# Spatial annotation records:

## Begin

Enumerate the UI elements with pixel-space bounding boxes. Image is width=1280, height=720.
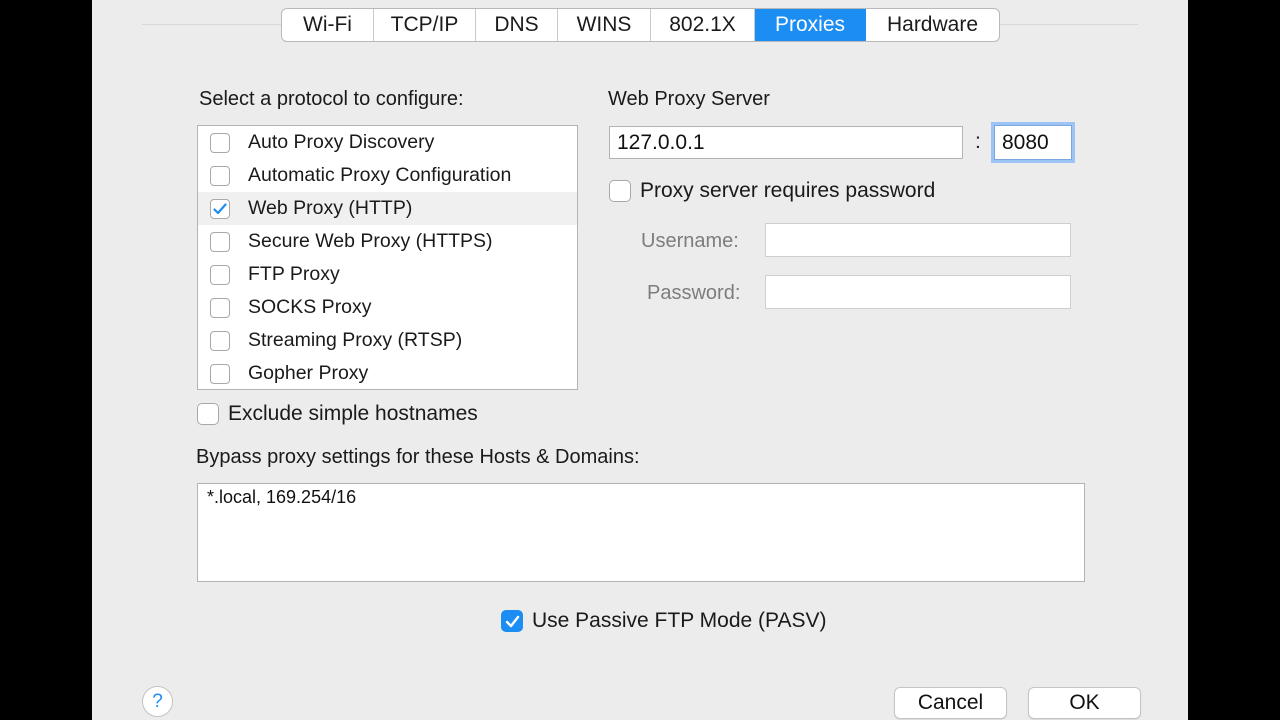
protocol-heading: Select a protocol to configure: (199, 88, 464, 110)
protocol-label: Automatic Proxy Configuration (248, 164, 512, 186)
protocol-row-auto-config[interactable]: Automatic Proxy Configuration (198, 159, 577, 192)
exclude-simple-label: Exclude simple hostnames (228, 402, 478, 425)
requires-password-row[interactable]: Proxy server requires password (609, 179, 935, 203)
protocol-label: Web Proxy (HTTP) (248, 197, 413, 219)
proxy-port-input[interactable]: 8080 (994, 125, 1072, 160)
tab-proxies[interactable]: Proxies (755, 9, 866, 41)
checkmark-icon (505, 615, 519, 627)
protocol-label: Secure Web Proxy (HTTPS) (248, 230, 493, 252)
protocol-row-web-http[interactable]: Web Proxy (HTTP) (198, 192, 577, 225)
protocol-row-auto-discovery[interactable]: Auto Proxy Discovery (198, 126, 577, 159)
protocol-checkbox[interactable] (210, 132, 230, 153)
tab-wins[interactable]: WINS (558, 9, 651, 41)
cancel-button[interactable]: Cancel (894, 687, 1007, 719)
protocol-label: FTP Proxy (248, 263, 340, 285)
protocol-checkbox[interactable] (210, 363, 230, 384)
tab-dns[interactable]: DNS (476, 9, 558, 41)
protocol-checkbox[interactable] (210, 165, 230, 186)
protocol-checkbox[interactable] (210, 330, 230, 351)
checkmark-icon (213, 202, 227, 214)
help-button[interactable]: ? (142, 686, 173, 717)
tab-tcpip[interactable]: TCP/IP (374, 9, 476, 41)
ok-button[interactable]: OK (1028, 687, 1141, 719)
protocol-label: SOCKS Proxy (248, 296, 372, 318)
username-label: Username: (641, 230, 739, 252)
protocol-list[interactable]: Auto Proxy Discovery Automatic Proxy Con… (197, 125, 578, 390)
host-port-separator: : (975, 130, 981, 153)
protocol-row-ftp[interactable]: FTP Proxy (198, 258, 577, 291)
password-field[interactable] (765, 275, 1071, 309)
passive-ftp-label: Use Passive FTP Mode (PASV) (532, 609, 827, 632)
protocol-row-secure-https[interactable]: Secure Web Proxy (HTTPS) (198, 225, 577, 258)
exclude-simple-row[interactable]: Exclude simple hostnames (197, 402, 478, 426)
protocol-label: Gopher Proxy (248, 362, 369, 384)
tab-wifi[interactable]: Wi-Fi (282, 9, 374, 41)
question-mark-icon: ? (152, 690, 163, 712)
network-proxies-sheet: Wi-Fi TCP/IP DNS WINS 802.1X Proxies Har… (92, 0, 1188, 720)
requires-password-checkbox[interactable] (609, 180, 631, 202)
password-label: Password: (647, 282, 741, 304)
backdrop: Wi-Fi TCP/IP DNS WINS 802.1X Proxies Har… (0, 0, 1280, 720)
proxy-host-input[interactable]: 127.0.0.1 (609, 126, 963, 159)
protocol-checkbox[interactable] (210, 264, 230, 285)
server-heading: Web Proxy Server (608, 88, 770, 110)
protocol-row-socks[interactable]: SOCKS Proxy (198, 291, 577, 324)
username-field[interactable] (765, 223, 1071, 257)
tab-8021x[interactable]: 802.1X (651, 9, 755, 41)
exclude-simple-checkbox[interactable] (197, 403, 219, 425)
protocol-checkbox[interactable] (210, 198, 230, 219)
protocol-row-streaming[interactable]: Streaming Proxy (RTSP) (198, 324, 577, 357)
passive-ftp-checkbox[interactable] (501, 610, 523, 632)
bypass-heading: Bypass proxy settings for these Hosts & … (196, 446, 640, 468)
passive-ftp-row[interactable]: Use Passive FTP Mode (PASV) (501, 609, 826, 633)
requires-password-label: Proxy server requires password (640, 179, 936, 202)
tab-bar: Wi-Fi TCP/IP DNS WINS 802.1X Proxies Har… (281, 8, 1000, 42)
protocol-label: Auto Proxy Discovery (248, 131, 435, 153)
protocol-checkbox[interactable] (210, 297, 230, 318)
protocol-label: Streaming Proxy (RTSP) (248, 329, 463, 351)
tab-hardware[interactable]: Hardware (866, 9, 999, 41)
protocol-row-gopher[interactable]: Gopher Proxy (198, 357, 577, 390)
protocol-checkbox[interactable] (210, 231, 230, 252)
bypass-hosts-textarea[interactable]: *.local, 169.254/16 (197, 483, 1085, 582)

## End

# EXERCISE DIRECTIONS:
Give the lines of the listing above as a JSON list of strings, one string per line with blank lines omitted, beginning with the line containing "protocol-heading: Select a" and ending with the line containing "checkmark-icon (505, 615, 519, 627)", both included.

# REPLY:
[
  "protocol-heading: Select a protocol to configure: (199, 88, 464, 110)",
  "protocol-label: Automatic Proxy Configuration (248, 164, 512, 186)",
  "protocol-row-auto-config[interactable]: Automatic Proxy Configuration (198, 159, 577, 192)",
  "exclude-simple-label: Exclude simple hostnames (228, 402, 478, 425)",
  "requires-password-row[interactable]: Proxy server requires password (609, 179, 935, 203)",
  "protocol-label: Web Proxy (HTTP) (248, 197, 413, 219)",
  "proxy-port-input[interactable]: 8080 (994, 125, 1072, 160)",
  "tab-proxies[interactable]: Proxies (755, 9, 866, 41)",
  "checkmark-icon (505, 615, 519, 627)"
]